◆ **Task details**
Copy out the lines that have "モバイルリンク機能" in them.

◆ **Input material**
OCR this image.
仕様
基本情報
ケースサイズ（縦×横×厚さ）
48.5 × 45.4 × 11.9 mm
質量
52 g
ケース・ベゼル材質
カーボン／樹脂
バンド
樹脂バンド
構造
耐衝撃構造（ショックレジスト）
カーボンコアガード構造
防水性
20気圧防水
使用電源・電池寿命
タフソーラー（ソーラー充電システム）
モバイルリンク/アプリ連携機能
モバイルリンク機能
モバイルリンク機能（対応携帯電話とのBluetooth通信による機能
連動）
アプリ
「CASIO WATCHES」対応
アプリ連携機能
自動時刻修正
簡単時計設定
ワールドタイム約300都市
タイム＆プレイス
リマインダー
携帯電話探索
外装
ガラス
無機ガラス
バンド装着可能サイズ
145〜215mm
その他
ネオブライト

◆ **Answer for this exercise**
モバイルリンク機能
モバイルリンク機能（対応携帯電話とのBluetooth通信による機能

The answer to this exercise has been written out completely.